* The problem *
Copy out the records in full, word for word, without pictures.

* Given records *
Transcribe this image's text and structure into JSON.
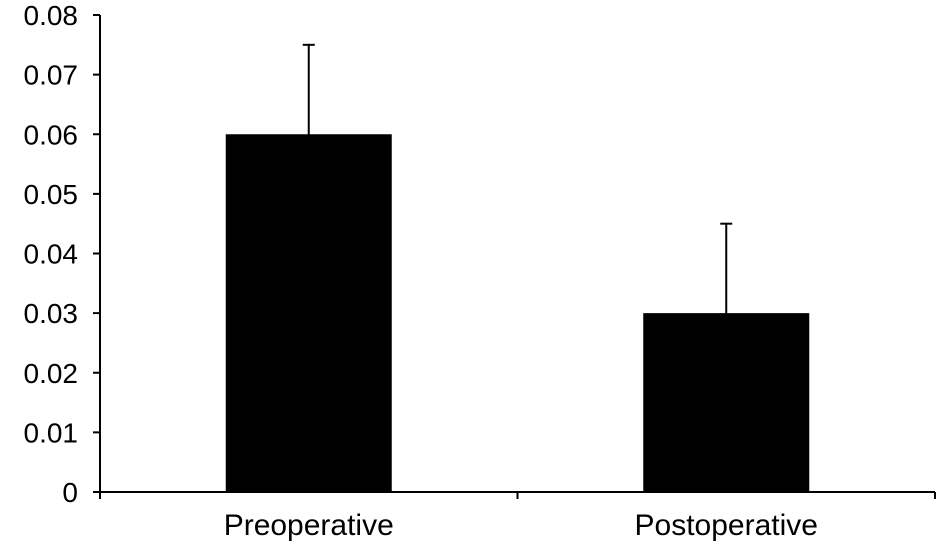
{
  "chart_data": {
    "type": "bar",
    "categories": [
      "Preoperative",
      "Postoperative"
    ],
    "values": [
      0.06,
      0.03
    ],
    "error_low": [
      0.045,
      0.0115
    ],
    "error_high": [
      0.075,
      0.045
    ],
    "title": "",
    "xlabel": "",
    "ylabel": "",
    "ylim": [
      0,
      0.08
    ],
    "yticks": [
      "0",
      "0.01",
      "0.02",
      "0.03",
      "0.04",
      "0.05",
      "0.06",
      "0.07",
      "0.08"
    ],
    "grid": false,
    "bar_color": "#000000"
  }
}
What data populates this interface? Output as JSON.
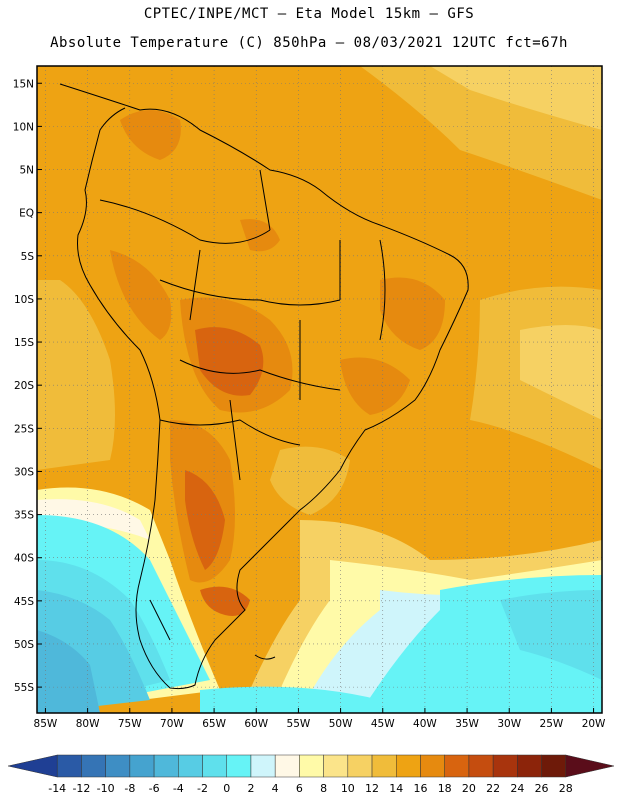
{
  "header": {
    "line1": "CPTEC/INPE/MCT –  Eta Model 15km – GFS",
    "line2": "Absolute Temperature (C) 850hPa – 08/03/2021 12UTC fct=67h"
  },
  "map": {
    "lat_labels": [
      "15N",
      "10N",
      "5N",
      "EQ",
      "5S",
      "10S",
      "15S",
      "20S",
      "25S",
      "30S",
      "35S",
      "40S",
      "45S",
      "50S",
      "55S"
    ],
    "lat_values": [
      15,
      10,
      5,
      0,
      -5,
      -10,
      -15,
      -20,
      -25,
      -30,
      -35,
      -40,
      -45,
      -50,
      -55
    ],
    "lon_labels": [
      "85W",
      "80W",
      "75W",
      "70W",
      "65W",
      "60W",
      "55W",
      "50W",
      "45W",
      "40W",
      "35W",
      "30W",
      "25W",
      "20W"
    ],
    "lon_values": [
      -85,
      -80,
      -75,
      -70,
      -65,
      -60,
      -55,
      -50,
      -45,
      -40,
      -35,
      -30,
      -25,
      -20
    ],
    "lat_range": [
      -58,
      17
    ],
    "lon_range": [
      -86,
      -19
    ]
  },
  "colorbar": {
    "labels": [
      "-14",
      "-12",
      "-10",
      "-8",
      "-6",
      "-4",
      "-2",
      "0",
      "2",
      "4",
      "6",
      "8",
      "10",
      "12",
      "14",
      "16",
      "18",
      "20",
      "22",
      "24",
      "26",
      "28"
    ],
    "colors": [
      "#1f3f94",
      "#2a5aa6",
      "#3574b5",
      "#3e8ec4",
      "#45a3cf",
      "#4fb8da",
      "#57cce4",
      "#5fe0ec",
      "#66f3f6",
      "#cff5fb",
      "#fff8e6",
      "#fffaa8",
      "#fbe48a",
      "#f6d163",
      "#f0bc3a",
      "#eea313",
      "#e68a0f",
      "#d8640f",
      "#c54d0f",
      "#a8340d",
      "#8c240a",
      "#6e1a09",
      "#5a0d1a"
    ]
  }
}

* Exercise solution *
Transcribe this image's text and structure into JSON.
{
  "chart_data": {
    "type": "bar",
    "categories": [
      "Preoperative",
      "Postoperative"
    ],
    "values": [
      0.06,
      0.03
    ],
    "error_low": [
      0.045,
      0.0115
    ],
    "error_high": [
      0.075,
      0.045
    ],
    "title": "",
    "xlabel": "",
    "ylabel": "",
    "ylim": [
      0,
      0.08
    ],
    "yticks": [
      "0",
      "0.01",
      "0.02",
      "0.03",
      "0.04",
      "0.05",
      "0.06",
      "0.07",
      "0.08"
    ],
    "grid": false,
    "bar_color": "#000000"
  }
}
What data populates this interface? Output as JSON.
{
  "header": {
    "line1": "CPTEC/INPE/MCT –  Eta Model 15km – GFS",
    "line2": "Absolute Temperature (C) 850hPa – 08/03/2021 12UTC fct=67h"
  },
  "map": {
    "lat_labels": [
      "15N",
      "10N",
      "5N",
      "EQ",
      "5S",
      "10S",
      "15S",
      "20S",
      "25S",
      "30S",
      "35S",
      "40S",
      "45S",
      "50S",
      "55S"
    ],
    "lat_values": [
      15,
      10,
      5,
      0,
      -5,
      -10,
      -15,
      -20,
      -25,
      -30,
      -35,
      -40,
      -45,
      -50,
      -55
    ],
    "lon_labels": [
      "85W",
      "80W",
      "75W",
      "70W",
      "65W",
      "60W",
      "55W",
      "50W",
      "45W",
      "40W",
      "35W",
      "30W",
      "25W",
      "20W"
    ],
    "lon_values": [
      -85,
      -80,
      -75,
      -70,
      -65,
      -60,
      -55,
      -50,
      -45,
      -40,
      -35,
      -30,
      -25,
      -20
    ],
    "lat_range": [
      -58,
      17
    ],
    "lon_range": [
      -86,
      -19
    ]
  },
  "colorbar": {
    "labels": [
      "-14",
      "-12",
      "-10",
      "-8",
      "-6",
      "-4",
      "-2",
      "0",
      "2",
      "4",
      "6",
      "8",
      "10",
      "12",
      "14",
      "16",
      "18",
      "20",
      "22",
      "24",
      "26",
      "28"
    ],
    "colors": [
      "#1f3f94",
      "#2a5aa6",
      "#3574b5",
      "#3e8ec4",
      "#45a3cf",
      "#4fb8da",
      "#57cce4",
      "#5fe0ec",
      "#66f3f6",
      "#cff5fb",
      "#fff8e6",
      "#fffaa8",
      "#fbe48a",
      "#f6d163",
      "#f0bc3a",
      "#eea313",
      "#e68a0f",
      "#d8640f",
      "#c54d0f",
      "#a8340d",
      "#8c240a",
      "#6e1a09",
      "#5a0d1a"
    ]
  }
}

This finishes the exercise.